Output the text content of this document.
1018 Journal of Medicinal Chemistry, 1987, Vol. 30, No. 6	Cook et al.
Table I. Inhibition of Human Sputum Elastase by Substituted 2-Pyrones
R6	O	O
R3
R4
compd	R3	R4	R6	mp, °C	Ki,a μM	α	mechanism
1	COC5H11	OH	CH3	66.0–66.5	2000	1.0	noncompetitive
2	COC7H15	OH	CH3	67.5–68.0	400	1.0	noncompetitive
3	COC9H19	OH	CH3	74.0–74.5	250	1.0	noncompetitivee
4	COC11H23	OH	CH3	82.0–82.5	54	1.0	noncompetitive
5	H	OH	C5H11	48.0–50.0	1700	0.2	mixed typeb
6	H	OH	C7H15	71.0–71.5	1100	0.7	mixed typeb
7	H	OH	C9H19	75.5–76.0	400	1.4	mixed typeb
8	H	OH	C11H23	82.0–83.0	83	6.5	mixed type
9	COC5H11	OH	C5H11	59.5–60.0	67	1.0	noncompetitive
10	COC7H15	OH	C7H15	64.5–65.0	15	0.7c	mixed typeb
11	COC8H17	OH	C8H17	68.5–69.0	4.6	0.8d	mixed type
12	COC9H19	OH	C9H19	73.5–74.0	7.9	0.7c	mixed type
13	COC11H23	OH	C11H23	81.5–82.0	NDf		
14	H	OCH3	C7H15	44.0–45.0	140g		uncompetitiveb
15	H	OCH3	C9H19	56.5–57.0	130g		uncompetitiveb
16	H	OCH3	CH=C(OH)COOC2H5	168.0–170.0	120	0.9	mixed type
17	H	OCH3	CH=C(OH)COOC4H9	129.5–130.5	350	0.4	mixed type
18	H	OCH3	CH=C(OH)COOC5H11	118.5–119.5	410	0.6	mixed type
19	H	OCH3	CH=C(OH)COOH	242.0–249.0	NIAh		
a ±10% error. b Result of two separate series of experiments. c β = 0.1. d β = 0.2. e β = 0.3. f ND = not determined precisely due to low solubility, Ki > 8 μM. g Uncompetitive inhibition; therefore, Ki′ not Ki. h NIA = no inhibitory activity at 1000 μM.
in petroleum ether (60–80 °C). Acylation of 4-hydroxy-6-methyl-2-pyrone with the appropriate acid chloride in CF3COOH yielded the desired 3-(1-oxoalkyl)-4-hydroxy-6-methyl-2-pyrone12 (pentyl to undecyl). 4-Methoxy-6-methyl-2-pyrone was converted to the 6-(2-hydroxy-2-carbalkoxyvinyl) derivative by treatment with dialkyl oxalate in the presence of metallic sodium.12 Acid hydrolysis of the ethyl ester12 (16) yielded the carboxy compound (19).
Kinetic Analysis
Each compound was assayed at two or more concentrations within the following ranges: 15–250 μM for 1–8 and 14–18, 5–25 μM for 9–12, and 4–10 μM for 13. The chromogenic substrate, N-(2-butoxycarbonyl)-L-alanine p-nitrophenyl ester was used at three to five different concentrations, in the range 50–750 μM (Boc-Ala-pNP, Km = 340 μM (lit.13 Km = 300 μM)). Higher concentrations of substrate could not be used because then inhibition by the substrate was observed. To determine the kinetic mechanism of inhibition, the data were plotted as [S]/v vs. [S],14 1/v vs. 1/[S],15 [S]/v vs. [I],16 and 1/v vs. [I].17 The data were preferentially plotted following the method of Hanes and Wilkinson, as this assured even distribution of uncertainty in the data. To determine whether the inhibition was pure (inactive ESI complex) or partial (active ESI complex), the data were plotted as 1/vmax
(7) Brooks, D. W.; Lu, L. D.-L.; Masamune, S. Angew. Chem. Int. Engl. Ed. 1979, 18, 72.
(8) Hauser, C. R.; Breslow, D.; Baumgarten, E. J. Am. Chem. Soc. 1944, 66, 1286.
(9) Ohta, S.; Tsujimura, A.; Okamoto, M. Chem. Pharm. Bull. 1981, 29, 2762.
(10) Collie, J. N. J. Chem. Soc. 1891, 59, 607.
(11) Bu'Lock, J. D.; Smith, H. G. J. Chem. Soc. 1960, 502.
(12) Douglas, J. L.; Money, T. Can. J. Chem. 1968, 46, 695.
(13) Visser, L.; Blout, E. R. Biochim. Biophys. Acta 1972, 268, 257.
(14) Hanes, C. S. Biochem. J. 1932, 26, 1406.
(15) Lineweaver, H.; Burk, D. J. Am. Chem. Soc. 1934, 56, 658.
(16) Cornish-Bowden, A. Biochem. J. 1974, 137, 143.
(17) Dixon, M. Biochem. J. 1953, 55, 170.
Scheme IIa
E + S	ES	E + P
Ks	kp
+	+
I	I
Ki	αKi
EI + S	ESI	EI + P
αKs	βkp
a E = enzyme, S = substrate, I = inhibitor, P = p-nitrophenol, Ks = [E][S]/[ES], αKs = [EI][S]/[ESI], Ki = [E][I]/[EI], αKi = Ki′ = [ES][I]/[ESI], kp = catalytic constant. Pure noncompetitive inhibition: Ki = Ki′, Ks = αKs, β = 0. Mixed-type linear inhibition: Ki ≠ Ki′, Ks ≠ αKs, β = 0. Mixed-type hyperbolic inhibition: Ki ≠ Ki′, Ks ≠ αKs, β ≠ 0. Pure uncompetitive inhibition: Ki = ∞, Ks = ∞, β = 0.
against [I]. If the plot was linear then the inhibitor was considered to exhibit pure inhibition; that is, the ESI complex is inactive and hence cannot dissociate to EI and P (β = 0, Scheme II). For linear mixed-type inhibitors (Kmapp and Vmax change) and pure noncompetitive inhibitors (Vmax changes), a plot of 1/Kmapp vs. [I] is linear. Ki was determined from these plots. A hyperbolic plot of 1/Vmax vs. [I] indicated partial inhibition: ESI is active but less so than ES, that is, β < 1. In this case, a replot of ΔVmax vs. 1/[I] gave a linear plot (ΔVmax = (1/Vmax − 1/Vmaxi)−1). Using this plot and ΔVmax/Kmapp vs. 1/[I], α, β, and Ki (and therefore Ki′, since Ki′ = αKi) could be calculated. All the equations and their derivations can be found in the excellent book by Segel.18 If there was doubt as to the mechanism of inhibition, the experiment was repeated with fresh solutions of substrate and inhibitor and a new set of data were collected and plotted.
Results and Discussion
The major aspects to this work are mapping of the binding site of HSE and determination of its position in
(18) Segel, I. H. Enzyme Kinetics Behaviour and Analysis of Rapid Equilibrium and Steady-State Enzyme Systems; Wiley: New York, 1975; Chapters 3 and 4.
++++++++
* [EXERCISE]:
Each record above needs to be written out exactly, with nothing left out.

* [SOLUTION TO THE EXERCISE]:
Output the text content of this document.
1018 Journal of Medicinal Chemistry, 1987, Vol. 30, No. 6	Cook et al.
Table I. Inhibition of Human Sputum Elastase by Substituted 2-Pyrones
R6	O	O
R3
R4
compd	R3	R4	R6	mp, °C	Ki,a μM	α	mechanism
1	COC5H11	OH	CH3	66.0–66.5	2000	1.0	noncompetitive
2	COC7H15	OH	CH3	67.5–68.0	400	1.0	noncompetitive
3	COC9H19	OH	CH3	74.0–74.5	250	1.0	noncompetitivee
4	COC11H23	OH	CH3	82.0–82.5	54	1.0	noncompetitive
5	H	OH	C5H11	48.0–50.0	1700	0.2	mixed typeb
6	H	OH	C7H15	71.0–71.5	1100	0.7	mixed typeb
7	H	OH	C9H19	75.5–76.0	400	1.4	mixed typeb
8	H	OH	C11H23	82.0–83.0	83	6.5	mixed type
9	COC5H11	OH	C5H11	59.5–60.0	67	1.0	noncompetitive
10	COC7H15	OH	C7H15	64.5–65.0	15	0.7c	mixed typeb
11	COC8H17	OH	C8H17	68.5–69.0	4.6	0.8d	mixed type
12	COC9H19	OH	C9H19	73.5–74.0	7.9	0.7c	mixed type
13	COC11H23	OH	C11H23	81.5–82.0	NDf		
14	H	OCH3	C7H15	44.0–45.0	140g		uncompetitiveb
15	H	OCH3	C9H19	56.5–57.0	130g		uncompetitiveb
16	H	OCH3	CH=C(OH)COOC2H5	168.0–170.0	120	0.9	mixed type
17	H	OCH3	CH=C(OH)COOC4H9	129.5–130.5	350	0.4	mixed type
18	H	OCH3	CH=C(OH)COOC5H11	118.5–119.5	410	0.6	mixed type
19	H	OCH3	CH=C(OH)COOH	242.0–249.0	NIAh		
a ±10% error. b Result of two separate series of experiments. c β = 0.1. d β = 0.2. e β = 0.3. f ND = not determined precisely due to low solubility, Ki > 8 μM. g Uncompetitive inhibition; therefore, Ki′ not Ki. h NIA = no inhibitory activity at 1000 μM.
in petroleum ether (60–80 °C). Acylation of 4-hydroxy-6-methyl-2-pyrone with the appropriate acid chloride in CF3COOH yielded the desired 3-(1-oxoalkyl)-4-hydroxy-6-methyl-2-pyrone12 (pentyl to undecyl). 4-Methoxy-6-methyl-2-pyrone was converted to the 6-(2-hydroxy-2-carbalkoxyvinyl) derivative by treatment with dialkyl oxalate in the presence of metallic sodium.12 Acid hydrolysis of the ethyl ester12 (16) yielded the carboxy compound (19).
Kinetic Analysis
Each compound was assayed at two or more concentrations within the following ranges: 15–250 μM for 1–8 and 14–18, 5–25 μM for 9–12, and 4–10 μM for 13. The chromogenic substrate, N-(2-butoxycarbonyl)-L-alanine p-nitrophenyl ester was used at three to five different concentrations, in the range 50–750 μM (Boc-Ala-pNP, Km = 340 μM (lit.13 Km = 300 μM)). Higher concentrations of substrate could not be used because then inhibition by the substrate was observed. To determine the kinetic mechanism of inhibition, the data were plotted as [S]/v vs. [S],14 1/v vs. 1/[S],15 [S]/v vs. [I],16 and 1/v vs. [I].17 The data were preferentially plotted following the method of Hanes and Wilkinson, as this assured even distribution of uncertainty in the data. To determine whether the inhibition was pure (inactive ESI complex) or partial (active ESI complex), the data were plotted as 1/vmax
(7) Brooks, D. W.; Lu, L. D.-L.; Masamune, S. Angew. Chem. Int. Engl. Ed. 1979, 18, 72.
(8) Hauser, C. R.; Breslow, D.; Baumgarten, E. J. Am. Chem. Soc. 1944, 66, 1286.
(9) Ohta, S.; Tsujimura, A.; Okamoto, M. Chem. Pharm. Bull. 1981, 29, 2762.
(10) Collie, J. N. J. Chem. Soc. 1891, 59, 607.
(11) Bu'Lock, J. D.; Smith, H. G. J. Chem. Soc. 1960, 502.
(12) Douglas, J. L.; Money, T. Can. J. Chem. 1968, 46, 695.
(13) Visser, L.; Blout, E. R. Biochim. Biophys. Acta 1972, 268, 257.
(14) Hanes, C. S. Biochem. J. 1932, 26, 1406.
(15) Lineweaver, H.; Burk, D. J. Am. Chem. Soc. 1934, 56, 658.
(16) Cornish-Bowden, A. Biochem. J. 1974, 137, 143.
(17) Dixon, M. Biochem. J. 1953, 55, 170.
Scheme IIa
E + S	ES	E + P
Ks	kp
+	+
I	I
Ki	αKi
EI + S	ESI	EI + P
αKs	βkp
a E = enzyme, S = substrate, I = inhibitor, P = p-nitrophenol, Ks = [E][S]/[ES], αKs = [EI][S]/[ESI], Ki = [E][I]/[EI], αKi = Ki′ = [ES][I]/[ESI], kp = catalytic constant. Pure noncompetitive inhibition: Ki = Ki′, Ks = αKs, β = 0. Mixed-type linear inhibition: Ki ≠ Ki′, Ks ≠ αKs, β = 0. Mixed-type hyperbolic inhibition: Ki ≠ Ki′, Ks ≠ αKs, β ≠ 0. Pure uncompetitive inhibition: Ki = ∞, Ks = ∞, β = 0.
against [I]. If the plot was linear then the inhibitor was considered to exhibit pure inhibition; that is, the ESI complex is inactive and hence cannot dissociate to EI and P (β = 0, Scheme II). For linear mixed-type inhibitors (Kmapp and Vmax change) and pure noncompetitive inhibitors (Vmax changes), a plot of 1/Kmapp vs. [I] is linear. Ki was determined from these plots. A hyperbolic plot of 1/Vmax vs. [I] indicated partial inhibition: ESI is active but less so than ES, that is, β < 1. In this case, a replot of ΔVmax vs. 1/[I] gave a linear plot (ΔVmax = (1/Vmax − 1/Vmaxi)−1). Using this plot and ΔVmax/Kmapp vs. 1/[I], α, β, and Ki (and therefore Ki′, since Ki′ = αKi) could be calculated. All the equations and their derivations can be found in the excellent book by Segel.18 If there was doubt as to the mechanism of inhibition, the experiment was repeated with fresh solutions of substrate and inhibitor and a new set of data were collected and plotted.
Results and Discussion
The major aspects to this work are mapping of the binding site of HSE and determination of its position in
(18) Segel, I. H. Enzyme Kinetics Behaviour and Analysis of Rapid Equilibrium and Steady-State Enzyme Systems; Wiley: New York, 1975; Chapters 3 and 4.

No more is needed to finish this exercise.